### Recorded information ###

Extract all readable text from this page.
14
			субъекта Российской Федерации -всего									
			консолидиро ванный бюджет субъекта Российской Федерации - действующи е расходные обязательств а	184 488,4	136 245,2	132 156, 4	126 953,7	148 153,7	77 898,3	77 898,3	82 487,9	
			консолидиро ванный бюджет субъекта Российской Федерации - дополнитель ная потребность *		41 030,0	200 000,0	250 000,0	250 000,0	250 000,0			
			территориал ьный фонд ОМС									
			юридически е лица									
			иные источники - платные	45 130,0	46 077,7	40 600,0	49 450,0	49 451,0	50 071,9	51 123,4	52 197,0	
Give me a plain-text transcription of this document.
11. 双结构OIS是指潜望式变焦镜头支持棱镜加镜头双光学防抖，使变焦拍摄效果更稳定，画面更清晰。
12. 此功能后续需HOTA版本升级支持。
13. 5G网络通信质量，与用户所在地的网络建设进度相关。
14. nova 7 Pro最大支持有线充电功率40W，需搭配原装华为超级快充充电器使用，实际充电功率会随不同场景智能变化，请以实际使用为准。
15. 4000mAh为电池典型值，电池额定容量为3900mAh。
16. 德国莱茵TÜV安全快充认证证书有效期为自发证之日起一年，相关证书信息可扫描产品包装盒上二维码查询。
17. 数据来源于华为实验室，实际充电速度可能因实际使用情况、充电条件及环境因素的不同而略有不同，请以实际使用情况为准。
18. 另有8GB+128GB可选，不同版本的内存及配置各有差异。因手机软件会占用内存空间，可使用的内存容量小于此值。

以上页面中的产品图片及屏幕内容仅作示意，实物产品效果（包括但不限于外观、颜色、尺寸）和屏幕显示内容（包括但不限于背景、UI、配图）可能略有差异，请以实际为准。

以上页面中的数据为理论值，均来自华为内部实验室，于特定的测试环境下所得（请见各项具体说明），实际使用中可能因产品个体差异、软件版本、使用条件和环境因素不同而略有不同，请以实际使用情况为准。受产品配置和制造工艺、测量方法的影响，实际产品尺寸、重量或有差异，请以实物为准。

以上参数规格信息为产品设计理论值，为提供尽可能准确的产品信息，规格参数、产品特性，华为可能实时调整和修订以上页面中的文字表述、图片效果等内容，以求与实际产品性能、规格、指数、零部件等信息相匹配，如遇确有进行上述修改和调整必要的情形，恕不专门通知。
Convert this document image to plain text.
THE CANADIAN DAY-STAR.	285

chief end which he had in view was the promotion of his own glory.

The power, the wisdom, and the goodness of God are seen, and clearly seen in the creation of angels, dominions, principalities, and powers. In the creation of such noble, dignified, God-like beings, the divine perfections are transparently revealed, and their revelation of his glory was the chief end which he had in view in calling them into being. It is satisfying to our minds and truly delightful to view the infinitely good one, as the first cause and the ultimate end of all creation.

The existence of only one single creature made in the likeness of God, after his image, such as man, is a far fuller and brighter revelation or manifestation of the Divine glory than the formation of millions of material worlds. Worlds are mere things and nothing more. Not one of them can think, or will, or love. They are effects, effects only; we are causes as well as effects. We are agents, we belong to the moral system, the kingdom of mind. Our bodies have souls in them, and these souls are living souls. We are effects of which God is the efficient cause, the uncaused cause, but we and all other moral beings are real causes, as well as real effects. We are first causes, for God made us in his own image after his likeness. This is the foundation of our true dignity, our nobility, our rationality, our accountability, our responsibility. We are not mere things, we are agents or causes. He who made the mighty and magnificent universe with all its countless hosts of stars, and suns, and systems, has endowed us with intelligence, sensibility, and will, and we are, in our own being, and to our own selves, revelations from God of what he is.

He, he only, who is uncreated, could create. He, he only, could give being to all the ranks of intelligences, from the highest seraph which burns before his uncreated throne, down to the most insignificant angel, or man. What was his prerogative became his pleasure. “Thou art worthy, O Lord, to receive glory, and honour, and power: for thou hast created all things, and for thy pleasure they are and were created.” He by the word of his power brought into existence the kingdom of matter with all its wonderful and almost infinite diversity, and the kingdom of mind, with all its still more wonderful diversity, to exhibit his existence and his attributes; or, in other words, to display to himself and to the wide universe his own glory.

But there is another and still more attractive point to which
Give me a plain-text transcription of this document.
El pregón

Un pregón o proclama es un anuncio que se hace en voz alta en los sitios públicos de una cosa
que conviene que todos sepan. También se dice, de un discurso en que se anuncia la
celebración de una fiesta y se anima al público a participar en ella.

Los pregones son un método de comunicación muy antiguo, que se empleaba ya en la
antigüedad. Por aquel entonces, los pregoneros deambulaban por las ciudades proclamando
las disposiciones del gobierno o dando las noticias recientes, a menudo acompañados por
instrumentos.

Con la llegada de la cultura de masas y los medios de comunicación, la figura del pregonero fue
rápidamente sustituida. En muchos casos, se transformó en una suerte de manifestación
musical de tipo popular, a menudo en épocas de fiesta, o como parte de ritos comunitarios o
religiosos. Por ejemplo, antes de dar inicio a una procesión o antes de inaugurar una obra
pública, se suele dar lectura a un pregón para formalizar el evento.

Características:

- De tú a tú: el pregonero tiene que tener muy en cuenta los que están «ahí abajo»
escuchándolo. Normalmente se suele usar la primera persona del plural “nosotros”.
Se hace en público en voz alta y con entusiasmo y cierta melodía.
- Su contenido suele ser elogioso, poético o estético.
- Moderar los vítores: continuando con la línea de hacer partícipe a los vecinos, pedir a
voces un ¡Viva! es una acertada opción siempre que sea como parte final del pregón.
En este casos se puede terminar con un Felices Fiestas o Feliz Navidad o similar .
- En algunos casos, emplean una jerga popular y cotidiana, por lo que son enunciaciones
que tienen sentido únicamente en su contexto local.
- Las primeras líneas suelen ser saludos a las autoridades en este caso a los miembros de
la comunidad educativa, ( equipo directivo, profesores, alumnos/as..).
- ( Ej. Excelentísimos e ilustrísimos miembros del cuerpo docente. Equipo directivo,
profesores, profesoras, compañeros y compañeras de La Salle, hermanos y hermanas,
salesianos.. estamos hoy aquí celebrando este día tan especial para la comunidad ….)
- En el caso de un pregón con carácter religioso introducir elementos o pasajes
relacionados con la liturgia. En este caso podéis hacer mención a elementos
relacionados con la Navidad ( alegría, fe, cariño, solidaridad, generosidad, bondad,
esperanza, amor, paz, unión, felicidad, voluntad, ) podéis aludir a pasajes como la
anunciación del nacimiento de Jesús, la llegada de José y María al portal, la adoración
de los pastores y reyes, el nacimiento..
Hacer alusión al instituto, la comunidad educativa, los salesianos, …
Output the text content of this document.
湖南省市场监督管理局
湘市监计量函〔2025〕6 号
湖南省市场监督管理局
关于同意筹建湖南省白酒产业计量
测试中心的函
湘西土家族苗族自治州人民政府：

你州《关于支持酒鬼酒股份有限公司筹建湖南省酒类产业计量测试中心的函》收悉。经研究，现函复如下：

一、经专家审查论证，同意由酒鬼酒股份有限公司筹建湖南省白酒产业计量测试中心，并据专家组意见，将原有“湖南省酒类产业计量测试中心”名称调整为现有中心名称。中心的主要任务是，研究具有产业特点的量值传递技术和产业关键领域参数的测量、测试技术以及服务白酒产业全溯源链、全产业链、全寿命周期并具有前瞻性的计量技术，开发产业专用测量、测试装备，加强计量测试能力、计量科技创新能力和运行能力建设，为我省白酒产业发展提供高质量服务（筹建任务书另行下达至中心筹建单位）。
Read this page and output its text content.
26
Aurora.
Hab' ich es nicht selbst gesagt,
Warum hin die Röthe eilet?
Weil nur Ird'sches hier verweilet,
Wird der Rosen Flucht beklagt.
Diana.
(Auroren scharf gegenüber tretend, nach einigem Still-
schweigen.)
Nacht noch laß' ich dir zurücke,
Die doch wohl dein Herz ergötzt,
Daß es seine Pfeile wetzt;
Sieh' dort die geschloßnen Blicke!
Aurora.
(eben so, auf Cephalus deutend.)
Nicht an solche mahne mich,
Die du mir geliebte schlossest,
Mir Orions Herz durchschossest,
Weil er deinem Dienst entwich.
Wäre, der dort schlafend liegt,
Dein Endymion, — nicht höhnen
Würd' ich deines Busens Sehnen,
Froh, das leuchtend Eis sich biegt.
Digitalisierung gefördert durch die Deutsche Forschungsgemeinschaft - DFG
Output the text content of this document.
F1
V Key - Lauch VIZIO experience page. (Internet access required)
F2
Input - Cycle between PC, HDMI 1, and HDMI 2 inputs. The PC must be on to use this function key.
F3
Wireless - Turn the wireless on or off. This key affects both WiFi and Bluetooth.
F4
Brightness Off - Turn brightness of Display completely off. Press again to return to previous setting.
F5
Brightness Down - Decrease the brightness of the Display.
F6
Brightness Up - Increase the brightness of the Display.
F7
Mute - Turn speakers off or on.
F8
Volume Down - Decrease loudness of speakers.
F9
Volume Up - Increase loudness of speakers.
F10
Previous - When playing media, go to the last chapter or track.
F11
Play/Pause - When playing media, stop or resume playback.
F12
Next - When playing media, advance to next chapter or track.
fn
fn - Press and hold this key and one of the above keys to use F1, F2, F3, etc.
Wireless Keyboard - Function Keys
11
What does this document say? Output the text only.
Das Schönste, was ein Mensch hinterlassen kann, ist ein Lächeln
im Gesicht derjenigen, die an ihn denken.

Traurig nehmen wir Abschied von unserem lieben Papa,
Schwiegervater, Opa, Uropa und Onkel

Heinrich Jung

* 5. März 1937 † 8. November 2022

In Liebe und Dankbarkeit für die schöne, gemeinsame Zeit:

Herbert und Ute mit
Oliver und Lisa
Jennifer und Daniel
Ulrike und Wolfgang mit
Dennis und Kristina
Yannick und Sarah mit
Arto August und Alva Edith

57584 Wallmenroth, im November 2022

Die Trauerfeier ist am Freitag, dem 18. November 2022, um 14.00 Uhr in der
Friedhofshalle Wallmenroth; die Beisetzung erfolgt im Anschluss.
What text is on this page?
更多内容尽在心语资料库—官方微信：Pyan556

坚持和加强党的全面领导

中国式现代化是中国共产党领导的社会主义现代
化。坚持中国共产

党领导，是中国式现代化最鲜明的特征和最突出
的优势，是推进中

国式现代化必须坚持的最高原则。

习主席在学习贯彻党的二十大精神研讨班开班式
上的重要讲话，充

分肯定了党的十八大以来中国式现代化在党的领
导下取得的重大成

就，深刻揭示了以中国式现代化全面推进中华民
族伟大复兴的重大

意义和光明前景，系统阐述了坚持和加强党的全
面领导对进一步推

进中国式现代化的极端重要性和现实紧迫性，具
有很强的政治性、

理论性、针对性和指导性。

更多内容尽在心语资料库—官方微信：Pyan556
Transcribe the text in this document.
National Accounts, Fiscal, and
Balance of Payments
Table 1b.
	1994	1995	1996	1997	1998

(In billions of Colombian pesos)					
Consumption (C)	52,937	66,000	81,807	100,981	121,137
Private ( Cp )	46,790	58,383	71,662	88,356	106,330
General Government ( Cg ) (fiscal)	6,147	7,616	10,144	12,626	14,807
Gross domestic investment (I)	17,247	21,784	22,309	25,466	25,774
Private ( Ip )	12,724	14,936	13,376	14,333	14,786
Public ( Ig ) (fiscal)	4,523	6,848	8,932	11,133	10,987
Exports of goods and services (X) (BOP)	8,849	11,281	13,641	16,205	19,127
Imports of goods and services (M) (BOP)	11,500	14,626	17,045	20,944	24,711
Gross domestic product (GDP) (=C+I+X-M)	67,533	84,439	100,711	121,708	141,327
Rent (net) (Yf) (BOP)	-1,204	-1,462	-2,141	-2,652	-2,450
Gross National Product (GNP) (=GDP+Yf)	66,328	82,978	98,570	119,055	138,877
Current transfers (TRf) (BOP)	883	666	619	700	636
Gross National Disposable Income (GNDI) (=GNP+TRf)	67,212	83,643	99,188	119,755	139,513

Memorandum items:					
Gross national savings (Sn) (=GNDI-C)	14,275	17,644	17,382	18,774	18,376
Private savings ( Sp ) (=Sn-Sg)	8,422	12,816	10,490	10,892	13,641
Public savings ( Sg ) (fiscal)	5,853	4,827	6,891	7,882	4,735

###

**Brief**
State the number of lines in this listing that contain the string "ванный", and add nothing else.

**Task output**
2